» Given information
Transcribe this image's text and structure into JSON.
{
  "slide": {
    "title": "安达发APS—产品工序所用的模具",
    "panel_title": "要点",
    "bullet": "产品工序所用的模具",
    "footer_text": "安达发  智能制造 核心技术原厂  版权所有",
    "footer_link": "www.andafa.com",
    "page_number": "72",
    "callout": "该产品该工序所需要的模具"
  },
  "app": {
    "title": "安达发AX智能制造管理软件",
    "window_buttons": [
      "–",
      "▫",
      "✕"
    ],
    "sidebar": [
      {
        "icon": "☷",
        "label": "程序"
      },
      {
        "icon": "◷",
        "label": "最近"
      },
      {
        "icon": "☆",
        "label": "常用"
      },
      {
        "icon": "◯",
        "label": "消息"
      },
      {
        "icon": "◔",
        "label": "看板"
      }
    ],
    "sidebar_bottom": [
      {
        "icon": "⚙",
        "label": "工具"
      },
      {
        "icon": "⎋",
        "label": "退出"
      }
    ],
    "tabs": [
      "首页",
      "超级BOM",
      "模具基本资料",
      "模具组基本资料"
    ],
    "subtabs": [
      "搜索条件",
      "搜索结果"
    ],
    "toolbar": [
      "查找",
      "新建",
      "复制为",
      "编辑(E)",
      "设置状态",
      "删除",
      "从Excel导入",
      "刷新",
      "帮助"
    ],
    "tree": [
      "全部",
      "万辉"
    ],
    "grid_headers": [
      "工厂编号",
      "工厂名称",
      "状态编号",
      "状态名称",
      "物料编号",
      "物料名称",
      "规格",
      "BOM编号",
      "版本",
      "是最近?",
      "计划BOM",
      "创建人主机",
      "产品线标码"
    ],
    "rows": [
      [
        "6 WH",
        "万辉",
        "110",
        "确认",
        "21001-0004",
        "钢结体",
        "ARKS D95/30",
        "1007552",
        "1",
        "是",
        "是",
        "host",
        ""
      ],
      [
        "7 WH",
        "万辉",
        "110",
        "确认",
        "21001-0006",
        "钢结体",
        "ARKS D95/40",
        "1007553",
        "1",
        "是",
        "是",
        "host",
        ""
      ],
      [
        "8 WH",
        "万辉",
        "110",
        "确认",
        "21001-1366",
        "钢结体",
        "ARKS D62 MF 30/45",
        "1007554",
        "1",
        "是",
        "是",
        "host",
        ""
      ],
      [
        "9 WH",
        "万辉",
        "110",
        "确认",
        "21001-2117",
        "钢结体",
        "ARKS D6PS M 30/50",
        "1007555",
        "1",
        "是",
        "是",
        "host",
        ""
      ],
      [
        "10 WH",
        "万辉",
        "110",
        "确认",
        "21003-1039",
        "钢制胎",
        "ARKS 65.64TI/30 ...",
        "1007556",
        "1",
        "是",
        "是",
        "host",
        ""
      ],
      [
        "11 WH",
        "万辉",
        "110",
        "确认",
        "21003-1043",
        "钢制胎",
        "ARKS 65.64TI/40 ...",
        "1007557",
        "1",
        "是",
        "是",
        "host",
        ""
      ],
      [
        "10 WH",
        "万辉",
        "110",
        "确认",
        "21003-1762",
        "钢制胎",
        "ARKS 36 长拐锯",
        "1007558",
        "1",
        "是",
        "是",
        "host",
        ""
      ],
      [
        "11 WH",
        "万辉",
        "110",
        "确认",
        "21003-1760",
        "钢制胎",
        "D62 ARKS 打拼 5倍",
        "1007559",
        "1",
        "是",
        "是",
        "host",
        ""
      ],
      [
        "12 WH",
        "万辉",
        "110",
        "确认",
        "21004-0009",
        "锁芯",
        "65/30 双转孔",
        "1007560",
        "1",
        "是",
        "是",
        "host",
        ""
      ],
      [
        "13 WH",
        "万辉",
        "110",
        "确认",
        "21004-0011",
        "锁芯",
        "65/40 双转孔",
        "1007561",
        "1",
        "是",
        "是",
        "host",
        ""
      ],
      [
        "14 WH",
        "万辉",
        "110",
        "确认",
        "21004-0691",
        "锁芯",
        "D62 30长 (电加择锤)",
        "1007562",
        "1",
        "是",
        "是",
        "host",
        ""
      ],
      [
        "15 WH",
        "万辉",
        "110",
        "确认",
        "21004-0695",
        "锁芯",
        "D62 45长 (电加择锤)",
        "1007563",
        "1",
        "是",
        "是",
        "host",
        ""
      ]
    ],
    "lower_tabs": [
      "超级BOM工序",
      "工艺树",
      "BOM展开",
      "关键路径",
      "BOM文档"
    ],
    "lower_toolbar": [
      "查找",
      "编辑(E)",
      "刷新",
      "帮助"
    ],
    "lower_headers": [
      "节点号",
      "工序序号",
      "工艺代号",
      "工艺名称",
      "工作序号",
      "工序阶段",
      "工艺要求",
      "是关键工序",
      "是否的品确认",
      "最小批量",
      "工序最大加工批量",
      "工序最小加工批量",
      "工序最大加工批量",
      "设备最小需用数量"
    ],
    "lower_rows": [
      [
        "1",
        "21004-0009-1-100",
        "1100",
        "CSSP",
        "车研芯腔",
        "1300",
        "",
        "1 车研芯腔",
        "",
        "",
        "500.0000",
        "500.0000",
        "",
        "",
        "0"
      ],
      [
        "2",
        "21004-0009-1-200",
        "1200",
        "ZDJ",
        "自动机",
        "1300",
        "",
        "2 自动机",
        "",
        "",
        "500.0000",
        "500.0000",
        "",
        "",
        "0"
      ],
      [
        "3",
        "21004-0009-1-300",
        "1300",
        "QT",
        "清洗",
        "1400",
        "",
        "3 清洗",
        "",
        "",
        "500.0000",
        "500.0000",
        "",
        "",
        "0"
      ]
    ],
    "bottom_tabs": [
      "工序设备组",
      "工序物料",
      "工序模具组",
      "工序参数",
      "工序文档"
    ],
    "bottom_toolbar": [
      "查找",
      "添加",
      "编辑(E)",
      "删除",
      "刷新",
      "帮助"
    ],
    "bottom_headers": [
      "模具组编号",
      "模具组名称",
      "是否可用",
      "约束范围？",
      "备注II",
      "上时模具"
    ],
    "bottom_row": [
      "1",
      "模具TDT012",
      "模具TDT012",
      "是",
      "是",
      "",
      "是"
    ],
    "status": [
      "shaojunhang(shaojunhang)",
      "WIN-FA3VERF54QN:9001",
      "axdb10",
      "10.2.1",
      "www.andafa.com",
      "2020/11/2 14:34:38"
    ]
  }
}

» Written instruction
Only a number is wanted: how many lines contain "label"?

» Written reply
7